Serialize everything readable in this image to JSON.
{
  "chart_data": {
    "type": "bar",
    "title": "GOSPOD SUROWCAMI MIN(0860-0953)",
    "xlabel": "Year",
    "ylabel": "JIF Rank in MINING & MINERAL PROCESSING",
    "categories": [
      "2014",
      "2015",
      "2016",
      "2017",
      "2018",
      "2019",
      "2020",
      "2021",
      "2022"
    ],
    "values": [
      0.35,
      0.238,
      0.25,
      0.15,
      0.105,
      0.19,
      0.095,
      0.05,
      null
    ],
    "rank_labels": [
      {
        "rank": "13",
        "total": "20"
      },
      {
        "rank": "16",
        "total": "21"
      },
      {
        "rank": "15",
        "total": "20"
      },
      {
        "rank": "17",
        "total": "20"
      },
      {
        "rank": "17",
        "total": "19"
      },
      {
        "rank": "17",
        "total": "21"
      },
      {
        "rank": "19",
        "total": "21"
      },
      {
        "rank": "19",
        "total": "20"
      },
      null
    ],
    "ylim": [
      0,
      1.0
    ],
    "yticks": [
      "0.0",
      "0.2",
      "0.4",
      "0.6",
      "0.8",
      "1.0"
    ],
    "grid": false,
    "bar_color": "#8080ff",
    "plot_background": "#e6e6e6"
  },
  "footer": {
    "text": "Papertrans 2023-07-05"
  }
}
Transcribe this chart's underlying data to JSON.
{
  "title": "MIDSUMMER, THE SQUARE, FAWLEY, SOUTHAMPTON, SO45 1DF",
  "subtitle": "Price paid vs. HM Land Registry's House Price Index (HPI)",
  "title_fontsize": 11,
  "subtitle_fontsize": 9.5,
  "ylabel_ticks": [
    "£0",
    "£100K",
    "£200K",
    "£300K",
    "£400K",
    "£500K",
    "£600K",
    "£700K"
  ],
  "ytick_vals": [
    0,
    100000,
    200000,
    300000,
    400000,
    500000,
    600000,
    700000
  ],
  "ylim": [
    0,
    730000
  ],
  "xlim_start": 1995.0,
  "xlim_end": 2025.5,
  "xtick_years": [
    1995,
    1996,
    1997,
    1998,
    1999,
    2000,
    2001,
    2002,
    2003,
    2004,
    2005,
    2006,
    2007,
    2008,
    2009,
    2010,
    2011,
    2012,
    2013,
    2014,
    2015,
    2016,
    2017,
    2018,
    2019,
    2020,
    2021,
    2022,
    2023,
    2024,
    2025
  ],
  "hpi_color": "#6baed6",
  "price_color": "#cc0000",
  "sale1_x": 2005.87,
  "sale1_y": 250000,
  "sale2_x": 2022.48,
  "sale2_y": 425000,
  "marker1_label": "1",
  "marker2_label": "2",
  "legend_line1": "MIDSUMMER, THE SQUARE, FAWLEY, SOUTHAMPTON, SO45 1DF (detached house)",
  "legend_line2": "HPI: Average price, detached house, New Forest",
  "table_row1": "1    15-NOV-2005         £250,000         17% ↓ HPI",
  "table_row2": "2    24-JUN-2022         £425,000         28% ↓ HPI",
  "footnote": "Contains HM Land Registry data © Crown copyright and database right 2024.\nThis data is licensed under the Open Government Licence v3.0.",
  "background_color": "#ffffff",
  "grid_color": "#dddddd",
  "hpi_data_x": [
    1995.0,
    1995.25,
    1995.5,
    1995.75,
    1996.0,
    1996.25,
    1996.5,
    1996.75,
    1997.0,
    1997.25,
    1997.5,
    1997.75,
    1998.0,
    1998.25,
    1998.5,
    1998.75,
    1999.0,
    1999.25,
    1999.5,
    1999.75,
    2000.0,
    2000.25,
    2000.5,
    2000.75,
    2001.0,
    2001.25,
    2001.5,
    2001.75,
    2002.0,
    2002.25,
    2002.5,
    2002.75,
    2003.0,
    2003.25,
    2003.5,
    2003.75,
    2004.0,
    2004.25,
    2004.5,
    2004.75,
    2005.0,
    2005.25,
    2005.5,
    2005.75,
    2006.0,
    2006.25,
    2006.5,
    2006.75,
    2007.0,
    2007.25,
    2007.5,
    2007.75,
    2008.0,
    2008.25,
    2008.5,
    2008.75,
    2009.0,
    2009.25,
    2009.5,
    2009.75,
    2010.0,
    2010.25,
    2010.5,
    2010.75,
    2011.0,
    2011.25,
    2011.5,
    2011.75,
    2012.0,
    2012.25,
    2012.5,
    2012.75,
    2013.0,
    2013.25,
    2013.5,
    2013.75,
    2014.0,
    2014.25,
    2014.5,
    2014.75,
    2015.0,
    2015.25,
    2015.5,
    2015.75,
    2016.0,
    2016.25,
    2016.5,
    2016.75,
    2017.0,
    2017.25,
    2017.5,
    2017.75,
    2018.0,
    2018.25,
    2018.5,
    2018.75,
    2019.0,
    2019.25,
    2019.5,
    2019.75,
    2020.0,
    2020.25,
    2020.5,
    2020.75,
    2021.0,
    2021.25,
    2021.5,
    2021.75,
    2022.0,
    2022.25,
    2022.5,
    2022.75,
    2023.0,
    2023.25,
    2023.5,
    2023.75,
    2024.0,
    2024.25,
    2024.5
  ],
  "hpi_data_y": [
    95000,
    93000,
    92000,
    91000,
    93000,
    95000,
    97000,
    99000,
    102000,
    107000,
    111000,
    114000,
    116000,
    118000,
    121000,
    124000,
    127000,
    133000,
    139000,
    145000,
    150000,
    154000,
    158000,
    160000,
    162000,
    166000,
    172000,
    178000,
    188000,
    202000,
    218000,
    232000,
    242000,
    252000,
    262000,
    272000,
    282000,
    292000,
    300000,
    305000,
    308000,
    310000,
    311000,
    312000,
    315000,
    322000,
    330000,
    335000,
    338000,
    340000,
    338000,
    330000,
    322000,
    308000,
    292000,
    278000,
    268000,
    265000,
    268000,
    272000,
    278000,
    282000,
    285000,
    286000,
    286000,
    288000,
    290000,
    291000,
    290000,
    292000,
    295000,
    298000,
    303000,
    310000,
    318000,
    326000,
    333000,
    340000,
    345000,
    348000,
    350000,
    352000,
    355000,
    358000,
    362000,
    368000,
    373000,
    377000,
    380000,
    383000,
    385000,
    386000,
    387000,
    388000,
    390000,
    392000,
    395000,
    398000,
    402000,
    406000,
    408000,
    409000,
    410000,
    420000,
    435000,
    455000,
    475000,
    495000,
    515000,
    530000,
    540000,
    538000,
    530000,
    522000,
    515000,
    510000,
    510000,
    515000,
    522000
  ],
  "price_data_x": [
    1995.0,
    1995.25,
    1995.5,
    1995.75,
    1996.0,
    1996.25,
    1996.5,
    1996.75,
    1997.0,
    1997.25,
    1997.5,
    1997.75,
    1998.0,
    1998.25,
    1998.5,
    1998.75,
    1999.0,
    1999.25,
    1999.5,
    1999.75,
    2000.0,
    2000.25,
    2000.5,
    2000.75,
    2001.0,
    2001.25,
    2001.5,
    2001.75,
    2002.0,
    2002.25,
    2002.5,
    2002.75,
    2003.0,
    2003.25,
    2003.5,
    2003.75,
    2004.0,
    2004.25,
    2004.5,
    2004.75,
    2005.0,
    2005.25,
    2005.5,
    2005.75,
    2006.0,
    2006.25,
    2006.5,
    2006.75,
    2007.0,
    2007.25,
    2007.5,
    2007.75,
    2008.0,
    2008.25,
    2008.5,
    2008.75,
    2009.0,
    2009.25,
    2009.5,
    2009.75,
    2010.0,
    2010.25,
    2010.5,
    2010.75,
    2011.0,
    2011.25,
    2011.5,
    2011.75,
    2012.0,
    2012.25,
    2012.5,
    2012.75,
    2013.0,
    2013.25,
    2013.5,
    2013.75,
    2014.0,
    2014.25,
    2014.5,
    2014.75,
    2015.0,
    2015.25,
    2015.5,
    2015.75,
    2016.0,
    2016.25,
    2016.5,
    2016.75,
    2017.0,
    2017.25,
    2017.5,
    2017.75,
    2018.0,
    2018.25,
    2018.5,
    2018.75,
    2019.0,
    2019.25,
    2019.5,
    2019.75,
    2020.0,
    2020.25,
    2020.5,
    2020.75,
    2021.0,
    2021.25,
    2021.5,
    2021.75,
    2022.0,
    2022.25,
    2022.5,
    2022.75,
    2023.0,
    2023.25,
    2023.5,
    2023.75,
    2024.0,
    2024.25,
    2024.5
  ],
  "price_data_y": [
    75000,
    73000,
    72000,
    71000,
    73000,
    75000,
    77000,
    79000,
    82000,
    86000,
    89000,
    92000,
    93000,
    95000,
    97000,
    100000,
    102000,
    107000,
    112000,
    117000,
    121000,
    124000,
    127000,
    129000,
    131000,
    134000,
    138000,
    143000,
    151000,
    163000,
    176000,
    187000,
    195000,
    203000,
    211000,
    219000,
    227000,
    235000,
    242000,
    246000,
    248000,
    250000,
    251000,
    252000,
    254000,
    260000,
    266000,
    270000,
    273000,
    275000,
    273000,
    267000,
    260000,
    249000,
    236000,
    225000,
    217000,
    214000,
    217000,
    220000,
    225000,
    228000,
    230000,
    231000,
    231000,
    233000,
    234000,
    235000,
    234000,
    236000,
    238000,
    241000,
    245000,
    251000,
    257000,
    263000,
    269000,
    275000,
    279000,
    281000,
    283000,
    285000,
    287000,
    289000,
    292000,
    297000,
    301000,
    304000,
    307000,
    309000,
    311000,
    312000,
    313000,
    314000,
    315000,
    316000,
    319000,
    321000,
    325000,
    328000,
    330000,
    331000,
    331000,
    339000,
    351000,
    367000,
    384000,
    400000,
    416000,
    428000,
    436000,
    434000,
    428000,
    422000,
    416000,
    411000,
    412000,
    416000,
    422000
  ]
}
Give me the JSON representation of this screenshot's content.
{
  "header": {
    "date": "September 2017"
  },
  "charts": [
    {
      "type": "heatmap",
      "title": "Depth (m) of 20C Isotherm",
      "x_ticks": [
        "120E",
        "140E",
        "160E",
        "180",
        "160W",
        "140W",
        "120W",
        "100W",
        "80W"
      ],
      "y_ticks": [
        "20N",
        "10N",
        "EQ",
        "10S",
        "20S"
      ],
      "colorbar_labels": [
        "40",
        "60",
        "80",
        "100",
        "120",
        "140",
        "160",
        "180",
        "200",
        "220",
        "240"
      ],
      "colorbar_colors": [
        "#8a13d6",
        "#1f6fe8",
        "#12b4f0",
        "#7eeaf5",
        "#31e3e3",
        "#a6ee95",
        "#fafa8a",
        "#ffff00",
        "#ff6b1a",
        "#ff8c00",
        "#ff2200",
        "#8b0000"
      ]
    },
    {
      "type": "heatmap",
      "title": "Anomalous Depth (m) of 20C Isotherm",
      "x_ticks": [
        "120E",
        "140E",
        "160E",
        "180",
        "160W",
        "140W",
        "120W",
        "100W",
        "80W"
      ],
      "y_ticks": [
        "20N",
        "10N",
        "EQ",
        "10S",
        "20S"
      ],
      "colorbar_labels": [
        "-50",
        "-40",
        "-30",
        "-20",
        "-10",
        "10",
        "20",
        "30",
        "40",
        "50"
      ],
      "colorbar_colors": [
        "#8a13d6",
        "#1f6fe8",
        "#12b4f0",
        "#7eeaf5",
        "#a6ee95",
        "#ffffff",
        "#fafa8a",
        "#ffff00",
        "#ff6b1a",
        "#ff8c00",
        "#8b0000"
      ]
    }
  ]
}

What is expected
Lines holding the word "JSON" should be counted across the entries; state only how many there are.

Solution for this task
3